Data to use =>
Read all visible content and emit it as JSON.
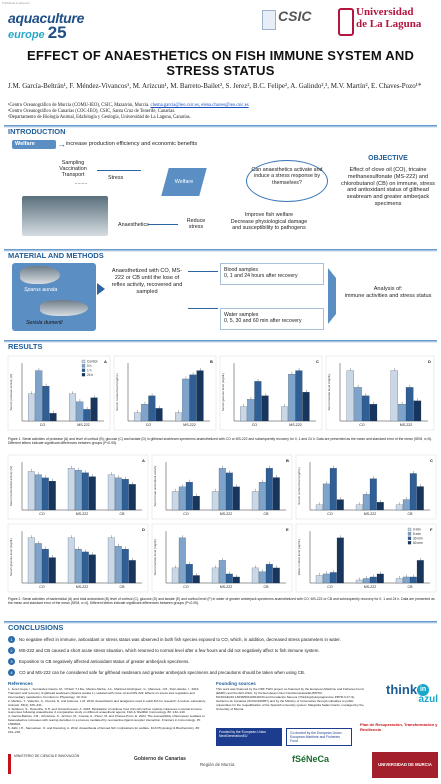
{
  "header": {
    "tag": "Published in Elsevier",
    "logo_left_line1": "aquaculture",
    "logo_left_line2": "europe",
    "logo_left_num": "25",
    "logo_mid": "CSIC",
    "logo_right_line1": "Universidad",
    "logo_right_line2": "de La Laguna"
  },
  "title": "EFFECT OF ANAESTHETICS ON FISH IMMUNE SYSTEM AND STRESS STATUS",
  "authors": "J.M. García-Beltrán¹, F. Méndez-Vivancos¹, M. Arizcun¹, M. Barreto-Bailet², S. Jerez², B.C. Felipe², A. Galindo²,³, M.V. Martín², E. Chaves-Pozo¹*",
  "affiliations": {
    "a1": "¹Centro Oceanográfico de Murcia (COMU-IEO), CSIC, Mazarrón, Murcia.",
    "a1_mails": "chema.garcia@ieo.csic.es, elena.chaves@ieo.csic.es",
    "a2": "²Centro Oceanográfico de Canarias (COC-IEO), CSIC, Santa Cruz de Tenerife, Canarias.",
    "a3": "³Departamento de Biología Animal, Edafología y Geología, Universidad de La Laguna, Canarias."
  },
  "introduction": {
    "heading": "INTRODUCTION",
    "welfare_tag": "Welfare",
    "welfare_text": "increase production efficiency and economic benefits",
    "sampling": "Sampling\nVaccination\nTransport",
    "dots": ".........",
    "stress": "Stress",
    "welfare2": "Welfare",
    "anaesthetics": "Anaesthetics",
    "reduce_stress": "Reduce stress",
    "improve": "Improve fish welfare\nDecrease physiological damage\nand susceptibility to pathogens",
    "question": "Can anaesthetics activate and induce a stress response by themselves?",
    "obj_title": "OBJECTIVE",
    "obj_text": "Effect of clove oil (CO), tricaine methanesulfonate (MS-222) and chlorobutanol (CB) on immune, stress and antioxidant status of gilthead seabream and greater amberjack specimens"
  },
  "methods": {
    "heading": "MATERIAL AND METHODS",
    "fish1": "Sparus aurata",
    "fish2": "Seriola dumerili",
    "anaesth": "Anaesthetized with CO, MS-222 or CB until the lose of reflex activity, recovered and sampled",
    "blood": "Blood samples\n0, 1 and 24 hours after recovery",
    "water": "Water samples\n0, 5, 30 and 60 min after recovery",
    "analysis": "Analysis of:\nimmune activities and stress status"
  },
  "results": {
    "heading": "RESULTS",
    "fig1_caption": "Figure 1. Serial activities of protease (A) and level of cortisol (B), glucose (C) and lactate (D) in gilthead seabream specimens anaesthetized with CO or MS-222 and subsequently recovery for 0, 1 and 24 h. Data are presented as the mean and standard error of the mean (SEM, n=5). Different letters indicate significant differences between groups (P<0.05).",
    "fig2_caption": "Figure 2. Serial activities of bactericidal (A) and total antioxidant (B) level of cortisol (C), glucose (D) and lactate (E) and cortisol level (F) in water of greater amberjack specimens anaesthetized with CO, MS-222 or CB and subsequently recovery for 0, 1 and 24 h. Data are presented as the mean and standard error of the mean (SEM, n=4). Different letters indicate significant differences between groups (P<0.05).",
    "legend1": [
      "Control",
      "0 h",
      "1 h",
      "24 h"
    ],
    "legend2": [
      "0 min",
      "5 min",
      "30 min",
      "60 min"
    ]
  },
  "chart_data": [
    {
      "type": "bar",
      "panel": "1A",
      "ylabel": "Serum protease activity (%)",
      "categories": [
        "CO",
        "MS-222"
      ],
      "series": [
        {
          "name": "Control",
          "values": [
            7,
            7
          ]
        },
        {
          "name": "0 h",
          "values": [
            13,
            5
          ]
        },
        {
          "name": "1 h",
          "values": [
            9,
            3
          ]
        },
        {
          "name": "24 h",
          "values": [
            2,
            6
          ]
        }
      ]
    },
    {
      "type": "bar",
      "panel": "1B",
      "ylabel": "Serum cortisol level (ng/mL)",
      "categories": [
        "CO",
        "MS-222"
      ],
      "series": [
        {
          "name": "Control",
          "values": [
            20,
            20
          ]
        },
        {
          "name": "0 h",
          "values": [
            40,
            100
          ]
        },
        {
          "name": "1 h",
          "values": [
            60,
            110
          ]
        },
        {
          "name": "24 h",
          "values": [
            30,
            120
          ]
        }
      ]
    },
    {
      "type": "bar",
      "panel": "1C",
      "ylabel": "Serum glucose level (mg/dL)",
      "categories": [
        "CO",
        "MS-222"
      ],
      "series": [
        {
          "name": "Control",
          "values": [
            40,
            40
          ]
        },
        {
          "name": "0 h",
          "values": [
            60,
            130
          ]
        },
        {
          "name": "1 h",
          "values": [
            110,
            140
          ]
        },
        {
          "name": "24 h",
          "values": [
            70,
            80
          ]
        }
      ]
    },
    {
      "type": "bar",
      "panel": "1D",
      "ylabel": "Serum lactate level (mg/dL)",
      "categories": [
        "CO",
        "MS-222"
      ],
      "series": [
        {
          "name": "Control",
          "values": [
            30,
            30
          ]
        },
        {
          "name": "0 h",
          "values": [
            20,
            10
          ]
        },
        {
          "name": "1 h",
          "values": [
            15,
            20
          ]
        },
        {
          "name": "24 h",
          "values": [
            10,
            12
          ]
        }
      ]
    },
    {
      "type": "bar",
      "panel": "2A",
      "ylabel": "Serum bactericidal activity (%)",
      "categories": [
        "CO",
        "MS-222",
        "CB"
      ],
      "series": [
        {
          "name": "Control",
          "values": [
            60,
            65,
            55
          ]
        },
        {
          "name": "0 h",
          "values": [
            55,
            62,
            50
          ]
        },
        {
          "name": "1 h",
          "values": [
            50,
            58,
            48
          ]
        },
        {
          "name": "24 h",
          "values": [
            45,
            52,
            40
          ]
        }
      ]
    },
    {
      "type": "bar",
      "panel": "2B",
      "ylabel": "Serum total antioxidant activity",
      "categories": [
        "CO",
        "MS-222",
        "CB"
      ],
      "series": [
        {
          "name": "Control",
          "values": [
            0.4,
            0.4,
            0.4
          ]
        },
        {
          "name": "0 h",
          "values": [
            0.5,
            0.9,
            0.6
          ]
        },
        {
          "name": "1 h",
          "values": [
            0.6,
            0.8,
            0.9
          ]
        },
        {
          "name": "24 h",
          "values": [
            0.3,
            0.5,
            0.7
          ]
        }
      ]
    },
    {
      "type": "bar",
      "panel": "2C",
      "ylabel": "Serum cortisol level (ng/mL)",
      "categories": [
        "CO",
        "MS-222",
        "CB"
      ],
      "series": [
        {
          "name": "Control",
          "values": [
            20,
            20,
            20
          ]
        },
        {
          "name": "0 h",
          "values": [
            100,
            60,
            40
          ]
        },
        {
          "name": "1 h",
          "values": [
            160,
            120,
            140
          ]
        },
        {
          "name": "24 h",
          "values": [
            40,
            30,
            90
          ]
        }
      ]
    },
    {
      "type": "bar",
      "panel": "2D",
      "ylabel": "Serum glucose level (mg/dL)",
      "categories": [
        "CO",
        "MS-222",
        "CB"
      ],
      "series": [
        {
          "name": "Control",
          "values": [
            80,
            80,
            80
          ]
        },
        {
          "name": "0 h",
          "values": [
            70,
            60,
            65
          ]
        },
        {
          "name": "1 h",
          "values": [
            60,
            55,
            60
          ]
        },
        {
          "name": "24 h",
          "values": [
            45,
            50,
            40
          ]
        }
      ]
    },
    {
      "type": "bar",
      "panel": "2E",
      "ylabel": "Serum lactate level (mg/dL)",
      "categories": [
        "CO",
        "MS-222",
        "CB"
      ],
      "series": [
        {
          "name": "Control",
          "values": [
            20,
            20,
            20
          ]
        },
        {
          "name": "0 h",
          "values": [
            60,
            30,
            15
          ]
        },
        {
          "name": "1 h",
          "values": [
            25,
            12,
            25
          ]
        },
        {
          "name": "24 h",
          "values": [
            10,
            8,
            20
          ]
        }
      ]
    },
    {
      "type": "bar",
      "panel": "2F",
      "ylabel": "Water cortisol level (ng/mL)",
      "categories": [
        "CO",
        "MS-222",
        "CB"
      ],
      "series": [
        {
          "name": "0 min",
          "values": [
            0.5,
            0.2,
            0.3
          ]
        },
        {
          "name": "5 min",
          "values": [
            0.6,
            0.3,
            0.4
          ]
        },
        {
          "name": "30 min",
          "values": [
            0.7,
            0.4,
            0.4
          ]
        },
        {
          "name": "60 min",
          "values": [
            3,
            0.6,
            1.5
          ]
        }
      ]
    }
  ],
  "conclusions": {
    "heading": "CONCLUSIONS",
    "items": [
      "No negative effect in immune, antioxidant or stress status was observed in both fish species exposed to CO, which, in addition, decreased stress parameters in water.",
      "MS-222 and CB caused a short acute stress situation, which returned to normal level after a few hours and did not negatively affect to fish immune system.",
      "Exposition to CB negatively affected antioxidant status of greater amberjack specimens.",
      "CO and MS-222 can be considered safe for gilthead seabream and greater amberjack specimens and precautions should be taken when using CB."
    ]
  },
  "references": {
    "heading": "References",
    "items": [
      "1. Jerez-Cepa, I., Fernández-Castro, M., O'Neill, T.J.Da., Martos-Sitcha, J.A., Martínez-Rodríguez, G., Mancera, J.M., Ruiz-Jarabo, I., 2019. Transport and recovery of gilthead seabream (Sparus aurata L.) sedated with clove oil and MS-222: Effects on stress axis regulation and intermediary metabolism. Frontiers in Physiology. 10: 612.",
      "2. Martins, T., Valentim, A., Pereira, N. and Antunes, L.M. 2019. Anaesthetics and analgesics used in adult fish for research: A review. Laboratory Animals. 53(4): 325–341.",
      "3. Sollaroni, S., Howorthe, S.H. and Ovisenhossein, A. 2018. Modulation of rainbow trout (Oncorhynchus mykiss) cutaneous mucosal immune responses following anaesthesia: A comparative study on different anaesthetic agents. Fish & Shellfish Immunology. 80: 132–140.",
      "4. García-Beltrán, J.M., Johnstone, C., Arizcun, M., Cuesta, A., Pérez, M. and Chaves-Pozo, E. 2024. The susceptibility of European seabass to betanodavirus increases with rearing densities in a process mediated by neuroactive ligand-receptor interaction. Frontiers in Immunology. 15: 1369603.",
      "5. Zahl, I.H., Samuelsen, O. and Kiessling, A. 2012. Anaesthesia of farmed fish: implications for welfare. Fish Physiology & Biochemistry. 38: 201–218."
    ]
  },
  "funding": {
    "heading": "Founding sources",
    "text": "This work was financed by the ORF TWO project co-financed by the European Maritime and Fisheries Fund (EMFF) and the IEO-CSIC; by the European Union NextGenerationEU/PRTR, MCIN/AEI/10.13039/501100011033 and Fundación Séneca (Thinking/Autoprogramme PRTR-C17.I1). Gobierno de Canarias (SOO2/160957) and by the Ministry of Universities through subsidies to public universities for the requalification of the Spanish university system. Margarita Salas Grants, managed by the University of Murcia."
  },
  "footer_logos": {
    "eu1": "Funded by the European Union NextGenerationEU",
    "eu2": "Co-funded by the European Union European Maritime and Fisheries Fund",
    "gov": "Gobierno de Canarias",
    "murcia": "Región de Murcia",
    "seneca": "fSéNeCa",
    "uni": "UNIVERSIDAD DE MURCIA",
    "think": "think",
    "in": "in",
    "azul": "azul",
    "plan": "Plan de Recuperación, Transformación y Resiliencia",
    "ministry": "MINISTERIO DE CIENCIA E INNOVACIÓN"
  },
  "colors": {
    "primary": "#1f5d97",
    "bar_light": "#c9d7e6",
    "bar_mid": "#7fa4cc",
    "bar_dark": "#2f5f95",
    "bar_darker": "#18355e"
  }
}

Instructions to follow =>
Search the entries for the word "Sparus". Copy every line where it occurs.

Answer below =>
    "fish1": "Sparus aurata",
      "1. Jerez-Cepa, I., Fernández-Castro, M., O'Neill, T.J.Da., Martos-Sitcha, J.A., Martínez-Rodríguez, G., Mancera, J.M., Ruiz-Jarabo, I., 2019. Transport and recovery of gilthead seabream (Sparus aurata L.) sedated with clove oil and MS-222: Effects on stress axis regulation and intermediary metabolism. Frontiers in Physiology. 10: 612.",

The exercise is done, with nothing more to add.